**YOUR TASK**
Using the material below, copy every line where "Longitude" appears.

***** DATA ENTRIES

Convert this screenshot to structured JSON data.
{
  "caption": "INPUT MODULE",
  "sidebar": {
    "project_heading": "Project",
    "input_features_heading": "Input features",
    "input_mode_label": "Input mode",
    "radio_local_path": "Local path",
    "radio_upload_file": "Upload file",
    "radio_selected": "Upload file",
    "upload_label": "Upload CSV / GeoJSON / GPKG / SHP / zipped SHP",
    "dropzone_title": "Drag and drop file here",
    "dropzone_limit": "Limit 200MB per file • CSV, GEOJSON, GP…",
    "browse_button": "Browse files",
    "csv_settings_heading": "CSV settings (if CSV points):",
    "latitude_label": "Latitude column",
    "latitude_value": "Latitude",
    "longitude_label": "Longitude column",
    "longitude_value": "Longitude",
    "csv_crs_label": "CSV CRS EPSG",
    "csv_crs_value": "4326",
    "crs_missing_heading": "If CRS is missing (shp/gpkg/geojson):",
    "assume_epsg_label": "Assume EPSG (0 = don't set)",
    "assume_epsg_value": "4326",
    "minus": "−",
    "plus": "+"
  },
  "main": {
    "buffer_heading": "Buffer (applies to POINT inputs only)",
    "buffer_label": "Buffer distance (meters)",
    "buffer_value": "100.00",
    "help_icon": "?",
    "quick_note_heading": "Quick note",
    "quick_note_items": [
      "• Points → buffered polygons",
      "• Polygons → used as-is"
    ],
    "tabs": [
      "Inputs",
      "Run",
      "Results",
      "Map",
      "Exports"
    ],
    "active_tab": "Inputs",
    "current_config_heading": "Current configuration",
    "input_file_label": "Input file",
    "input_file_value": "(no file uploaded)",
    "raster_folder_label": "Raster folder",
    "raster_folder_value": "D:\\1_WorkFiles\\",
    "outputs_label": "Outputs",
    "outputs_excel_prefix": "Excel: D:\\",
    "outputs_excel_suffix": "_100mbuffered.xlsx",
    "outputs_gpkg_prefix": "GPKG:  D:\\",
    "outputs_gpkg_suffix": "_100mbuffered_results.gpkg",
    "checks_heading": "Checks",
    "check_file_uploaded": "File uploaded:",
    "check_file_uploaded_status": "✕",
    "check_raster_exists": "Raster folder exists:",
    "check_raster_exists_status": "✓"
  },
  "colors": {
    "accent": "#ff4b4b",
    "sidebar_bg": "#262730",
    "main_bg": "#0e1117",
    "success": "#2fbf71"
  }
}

**********

**THE RESULT**
    "longitude_label": "Longitude column",
    "longitude_value": "Longitude",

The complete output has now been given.